▶ [What needs to be done]
Write out each line exactly as given. Leave the pictures out of your copy.

▶ [Dataset excerpts]
>>>>>

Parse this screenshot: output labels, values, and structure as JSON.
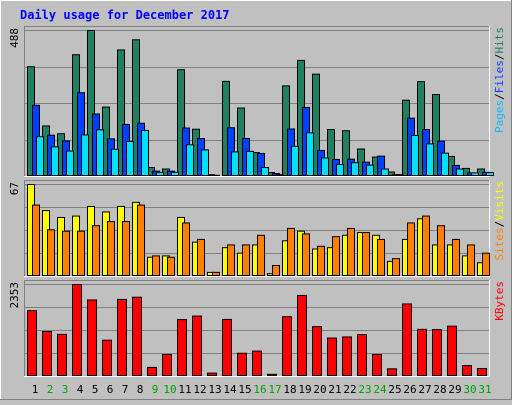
{
  "chart_data": {
    "type": "bar",
    "title": "Daily usage for December 2017",
    "categories": [
      "1",
      "2",
      "3",
      "4",
      "5",
      "6",
      "7",
      "8",
      "9",
      "10",
      "11",
      "12",
      "13",
      "14",
      "15",
      "16",
      "17",
      "18",
      "19",
      "20",
      "21",
      "22",
      "23",
      "24",
      "25",
      "26",
      "27",
      "28",
      "29",
      "30",
      "31"
    ],
    "weekend_days": [
      "2",
      "3",
      "9",
      "10",
      "16",
      "17",
      "23",
      "24",
      "30",
      "31"
    ],
    "panels": [
      {
        "id": "top",
        "ymax": 488,
        "ymax_label": "488",
        "legend": [
          "Pages",
          "Files",
          "Hits"
        ],
        "series": [
          {
            "name": "Hits",
            "color": "#208060",
            "values": [
              367,
              169,
              143,
              407,
              488,
              232,
              423,
              457,
              30,
              25,
              357,
              158,
              6,
              318,
              229,
              80,
              13,
              303,
              388,
              342,
              157,
              153,
              92,
              65,
              15,
              255,
              317,
              274,
              67,
              27,
              25
            ]
          },
          {
            "name": "Files",
            "color": "#0040ff",
            "values": [
              238,
              138,
              119,
              280,
              209,
              126,
              174,
              178,
              18,
              18,
              162,
              127,
              4,
              163,
              127,
              77,
              10,
              159,
              231,
              87,
              57,
              58,
              48,
              68,
              6,
              195,
              157,
              118,
              37,
              12,
              14
            ]
          },
          {
            "name": "Pages",
            "color": "#00e0ff",
            "values": [
              133,
              99,
              85,
              139,
              156,
              91,
              117,
              154,
              14,
              14,
              106,
              89,
              3,
              82,
              84,
              30,
              6,
              101,
              146,
              62,
              40,
              46,
              38,
              25,
              6,
              137,
              109,
              78,
              25,
              12,
              13
            ]
          }
        ]
      },
      {
        "id": "middle",
        "ymax": 67,
        "ymax_label": "67",
        "legend": [
          "Sites",
          "/",
          "Visits"
        ],
        "series": [
          {
            "name": "Visits",
            "color": "#ffff00",
            "values": [
              67,
              48,
              43,
              44,
              51,
              47,
              51,
              54,
              14,
              15,
              43,
              25,
              3,
              21,
              17,
              23,
              2,
              26,
              33,
              20,
              21,
              30,
              32,
              30,
              11,
              27,
              42,
              23,
              23,
              15,
              10
            ]
          },
          {
            "name": "Sites",
            "color": "#ff8000",
            "values": [
              52,
              34,
              33,
              33,
              37,
              40,
              40,
              52,
              15,
              14,
              39,
              27,
              3,
              23,
              23,
              30,
              8,
              35,
              31,
              22,
              29,
              35,
              32,
              27,
              13,
              39,
              44,
              37,
              27,
              23,
              17
            ]
          }
        ]
      },
      {
        "id": "bottom",
        "ymax": 2353,
        "ymax_label": "2353",
        "legend": [
          "KBytes"
        ],
        "series": [
          {
            "name": "KBytes",
            "color": "#ff0000",
            "values": [
              1683,
              1151,
              1079,
              2353,
              1958,
              928,
              1972,
              2028,
              232,
              562,
              1455,
              1546,
              86,
              1459,
              595,
              650,
              56,
              1529,
              2073,
              1275,
              984,
              1011,
              1071,
              562,
              196,
              1856,
              1206,
              1200,
              1287,
              279,
              205
            ]
          }
        ]
      }
    ]
  },
  "colors": {
    "background": "#c0c0c0",
    "panel_fill": "#c0c0c0",
    "gridline": "#808080",
    "title": "#0000ff",
    "weekday_label": "#000000",
    "weekend_label": "#00a000"
  }
}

<<<<<

▶ [Answer for the task]
Parse this screenshot: output labels, values, and structure as JSON.
{
  "chart_data": {
    "type": "bar",
    "title": "Daily usage for December 2017",
    "categories": [
      "1",
      "2",
      "3",
      "4",
      "5",
      "6",
      "7",
      "8",
      "9",
      "10",
      "11",
      "12",
      "13",
      "14",
      "15",
      "16",
      "17",
      "18",
      "19",
      "20",
      "21",
      "22",
      "23",
      "24",
      "25",
      "26",
      "27",
      "28",
      "29",
      "30",
      "31"
    ],
    "weekend_days": [
      "2",
      "3",
      "9",
      "10",
      "16",
      "17",
      "23",
      "24",
      "30",
      "31"
    ],
    "panels": [
      {
        "id": "top",
        "ymax": 488,
        "ymax_label": "488",
        "legend": [
          "Pages",
          "Files",
          "Hits"
        ],
        "series": [
          {
            "name": "Hits",
            "color": "#208060",
            "values": [
              367,
              169,
              143,
              407,
              488,
              232,
              423,
              457,
              30,
              25,
              357,
              158,
              6,
              318,
              229,
              80,
              13,
              303,
              388,
              342,
              157,
              153,
              92,
              65,
              15,
              255,
              317,
              274,
              67,
              27,
              25
            ]
          },
          {
            "name": "Files",
            "color": "#0040ff",
            "values": [
              238,
              138,
              119,
              280,
              209,
              126,
              174,
              178,
              18,
              18,
              162,
              127,
              4,
              163,
              127,
              77,
              10,
              159,
              231,
              87,
              57,
              58,
              48,
              68,
              6,
              195,
              157,
              118,
              37,
              12,
              14
            ]
          },
          {
            "name": "Pages",
            "color": "#00e0ff",
            "values": [
              133,
              99,
              85,
              139,
              156,
              91,
              117,
              154,
              14,
              14,
              106,
              89,
              3,
              82,
              84,
              30,
              6,
              101,
              146,
              62,
              40,
              46,
              38,
              25,
              6,
              137,
              109,
              78,
              25,
              12,
              13
            ]
          }
        ]
      },
      {
        "id": "middle",
        "ymax": 67,
        "ymax_label": "67",
        "legend": [
          "Sites",
          "/",
          "Visits"
        ],
        "series": [
          {
            "name": "Visits",
            "color": "#ffff00",
            "values": [
              67,
              48,
              43,
              44,
              51,
              47,
              51,
              54,
              14,
              15,
              43,
              25,
              3,
              21,
              17,
              23,
              2,
              26,
              33,
              20,
              21,
              30,
              32,
              30,
              11,
              27,
              42,
              23,
              23,
              15,
              10
            ]
          },
          {
            "name": "Sites",
            "color": "#ff8000",
            "values": [
              52,
              34,
              33,
              33,
              37,
              40,
              40,
              52,
              15,
              14,
              39,
              27,
              3,
              23,
              23,
              30,
              8,
              35,
              31,
              22,
              29,
              35,
              32,
              27,
              13,
              39,
              44,
              37,
              27,
              23,
              17
            ]
          }
        ]
      },
      {
        "id": "bottom",
        "ymax": 2353,
        "ymax_label": "2353",
        "legend": [
          "KBytes"
        ],
        "series": [
          {
            "name": "KBytes",
            "color": "#ff0000",
            "values": [
              1683,
              1151,
              1079,
              2353,
              1958,
              928,
              1972,
              2028,
              232,
              562,
              1455,
              1546,
              86,
              1459,
              595,
              650,
              56,
              1529,
              2073,
              1275,
              984,
              1011,
              1071,
              562,
              196,
              1856,
              1206,
              1200,
              1287,
              279,
              205
            ]
          }
        ]
      }
    ]
  },
  "colors": {
    "background": "#c0c0c0",
    "panel_fill": "#c0c0c0",
    "gridline": "#808080",
    "title": "#0000ff",
    "weekday_label": "#000000",
    "weekend_label": "#00a000"
  }
}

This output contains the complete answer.